═══ TEXT PROVIDED

FORTUNATO LAYAGUE v. CONCEPCION PEREZ DE ULGASAN +

DECISION

109 Phil. 945

[ G.R. No. L-13666, October 31, 1960 ]

FORTUNATO LAYAGUE AND SANTIAGO ROMBO, PLAINTIFFS AND APPELLEES, VS. CONCEPCION PEREZ DE ULGASAN, IN HER CAPACITY AS ADMINISTRATRIX OF THE INTESTATE OF ALIPIA PEREZ, DEFENDANT AND APPELLANT.

D E C I S I O N

GUTIERREZ DAVID, J.:

On July 29, 1949, Fortunato Layague and Santiago Rombo filed with the Court of First Instance of Negros Occidental an action for declaratory relief against Concepcion Perez de Ulgasan, the judicial administratrix of the estate of the deceased Alipia Perez, praying that the deeds of sale, annexes "A", "C" and "E" of the complaint-wherein certain portions of real property under administration were sold to them by the heirs of the deceased in 1946-be declared legal and valid and that the same be confirmed. The complaint alleged, among other things, that prior to the sales sought to be declared valid, the real estate was partitioned by the heirs among themselves and by virtue of such partition, the heirs took possession of their respective shares.

══════

PROBLEM STATEMENT:
Give a two-sentence summary of the court decision above.

═══ COLLECTED DATA

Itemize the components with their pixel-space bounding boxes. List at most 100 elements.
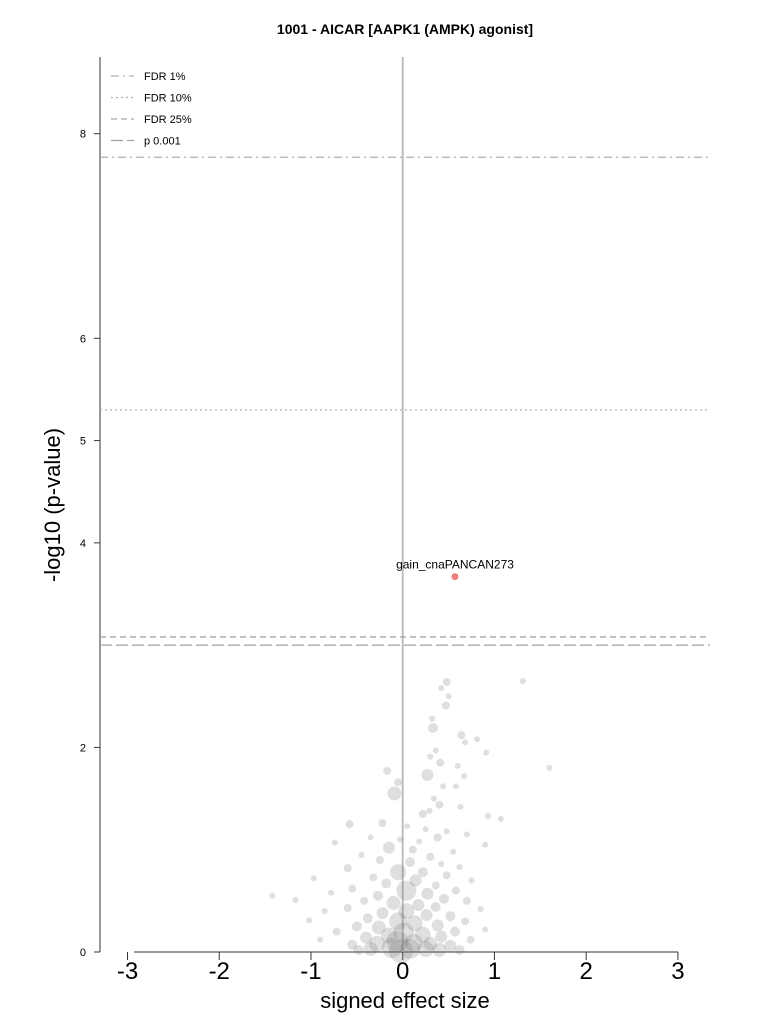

══════

THE RESPONSE:
On July 29, 1949, Fortunato Layague and Santiago Rombo filed an action for declaratory relief in the Court of First Instance of Negros Occidental against Concepcion Perez de Ulgasan, judicial administratrix of the estate of the deceased Alipia Perez. They asked that the 1946 deeds of sale, through which the heirs sold them portions of the estate's real property, be declared legal and valid and confirmed, and they alleged that the heirs had earlier partitioned the real estate and taken possession of their respective shares.